## What to produce
Among the entries that follow, tally the lines with the string "বৎসর". Give no more than the number.

****

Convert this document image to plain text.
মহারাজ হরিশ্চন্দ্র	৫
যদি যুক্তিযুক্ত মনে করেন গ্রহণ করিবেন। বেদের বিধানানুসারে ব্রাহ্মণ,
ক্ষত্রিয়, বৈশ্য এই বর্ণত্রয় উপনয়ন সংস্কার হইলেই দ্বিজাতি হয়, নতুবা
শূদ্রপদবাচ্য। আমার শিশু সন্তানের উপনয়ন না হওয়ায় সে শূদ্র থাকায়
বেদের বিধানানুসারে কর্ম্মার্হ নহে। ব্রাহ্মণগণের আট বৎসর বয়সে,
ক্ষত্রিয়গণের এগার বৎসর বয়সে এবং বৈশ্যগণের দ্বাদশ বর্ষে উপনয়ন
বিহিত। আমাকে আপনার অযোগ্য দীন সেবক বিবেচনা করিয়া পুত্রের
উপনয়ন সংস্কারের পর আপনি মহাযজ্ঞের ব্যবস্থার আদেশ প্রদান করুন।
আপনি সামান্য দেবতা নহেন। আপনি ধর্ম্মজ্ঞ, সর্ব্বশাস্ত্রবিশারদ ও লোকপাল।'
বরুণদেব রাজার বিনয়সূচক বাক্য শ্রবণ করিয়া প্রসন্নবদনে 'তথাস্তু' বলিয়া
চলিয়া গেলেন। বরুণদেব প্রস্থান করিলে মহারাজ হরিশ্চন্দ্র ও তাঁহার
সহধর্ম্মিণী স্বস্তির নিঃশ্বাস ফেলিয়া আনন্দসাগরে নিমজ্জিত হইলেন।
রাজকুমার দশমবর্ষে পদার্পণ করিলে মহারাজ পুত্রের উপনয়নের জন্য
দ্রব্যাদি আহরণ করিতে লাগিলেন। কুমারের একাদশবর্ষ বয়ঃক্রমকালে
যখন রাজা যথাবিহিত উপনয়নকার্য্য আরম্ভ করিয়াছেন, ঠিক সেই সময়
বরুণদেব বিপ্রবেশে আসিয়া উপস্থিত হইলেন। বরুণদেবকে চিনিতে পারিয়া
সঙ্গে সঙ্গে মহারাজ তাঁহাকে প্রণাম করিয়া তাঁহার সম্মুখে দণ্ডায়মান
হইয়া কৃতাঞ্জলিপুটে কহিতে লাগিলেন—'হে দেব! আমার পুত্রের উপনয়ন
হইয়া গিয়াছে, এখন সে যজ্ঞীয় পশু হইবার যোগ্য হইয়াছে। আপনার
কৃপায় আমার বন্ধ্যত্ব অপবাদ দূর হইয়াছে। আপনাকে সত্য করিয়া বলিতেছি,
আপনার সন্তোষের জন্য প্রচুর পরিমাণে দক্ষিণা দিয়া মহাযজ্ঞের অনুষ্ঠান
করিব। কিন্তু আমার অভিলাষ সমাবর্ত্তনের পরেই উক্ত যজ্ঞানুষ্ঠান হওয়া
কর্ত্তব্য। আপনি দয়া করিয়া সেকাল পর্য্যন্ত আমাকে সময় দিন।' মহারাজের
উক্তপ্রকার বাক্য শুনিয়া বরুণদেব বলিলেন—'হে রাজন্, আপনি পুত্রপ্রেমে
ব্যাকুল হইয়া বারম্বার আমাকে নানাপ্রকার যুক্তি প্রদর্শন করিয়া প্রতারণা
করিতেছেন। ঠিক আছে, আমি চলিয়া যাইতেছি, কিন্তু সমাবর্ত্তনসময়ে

****

## Answer to the exercise
2